***** Source records
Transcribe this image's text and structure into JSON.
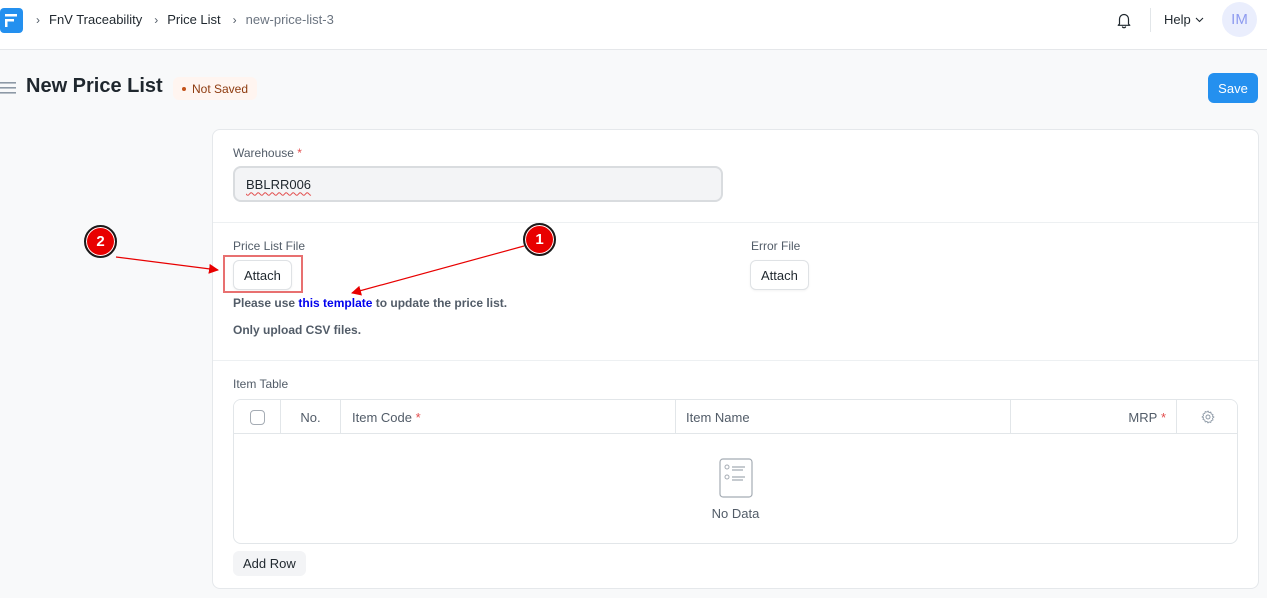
{
  "navbar": {
    "breadcrumbs": [
      "FnV Traceability",
      "Price List",
      "new-price-list-3"
    ],
    "help_label": "Help",
    "avatar_initials": "IM"
  },
  "page": {
    "title": "New Price List",
    "status": "Not Saved",
    "save_label": "Save"
  },
  "form": {
    "warehouse_label": "Warehouse",
    "warehouse_value": "BBLRR006",
    "required_mark": "*",
    "price_list_file_label": "Price List File",
    "price_list_attach_label": "Attach",
    "error_file_label": "Error File",
    "error_attach_label": "Attach",
    "help_prefix": "Please use ",
    "help_link": "this template",
    "help_suffix": " to update the price list.",
    "csv_note": "Only upload CSV files."
  },
  "item_table": {
    "label": "Item Table",
    "columns": [
      "No.",
      "Item Code",
      "Item Name",
      "MRP"
    ],
    "empty_text": "No Data",
    "add_row_label": "Add Row"
  },
  "annotations": [
    "1",
    "2"
  ],
  "colors": {
    "primary": "#2490ef",
    "annotation_red": "#e80000",
    "link_blue": "#0000ee"
  }
}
**********
_Directions for this task:_ Omit the images and transcribe all of the records above word for word.

_Exercise response:_
Transcribe this image's text and structure into JSON.
{
  "navbar": {
    "breadcrumbs": [
      "FnV Traceability",
      "Price List",
      "new-price-list-3"
    ],
    "help_label": "Help",
    "avatar_initials": "IM"
  },
  "page": {
    "title": "New Price List",
    "status": "Not Saved",
    "save_label": "Save"
  },
  "form": {
    "warehouse_label": "Warehouse",
    "warehouse_value": "BBLRR006",
    "required_mark": "*",
    "price_list_file_label": "Price List File",
    "price_list_attach_label": "Attach",
    "error_file_label": "Error File",
    "error_attach_label": "Attach",
    "help_prefix": "Please use ",
    "help_link": "this template",
    "help_suffix": " to update the price list.",
    "csv_note": "Only upload CSV files."
  },
  "item_table": {
    "label": "Item Table",
    "columns": [
      "No.",
      "Item Code",
      "Item Name",
      "MRP"
    ],
    "empty_text": "No Data",
    "add_row_label": "Add Row"
  },
  "annotations": [
    "1",
    "2"
  ],
  "colors": {
    "primary": "#2490ef",
    "annotation_red": "#e80000",
    "link_blue": "#0000ee"
  }
}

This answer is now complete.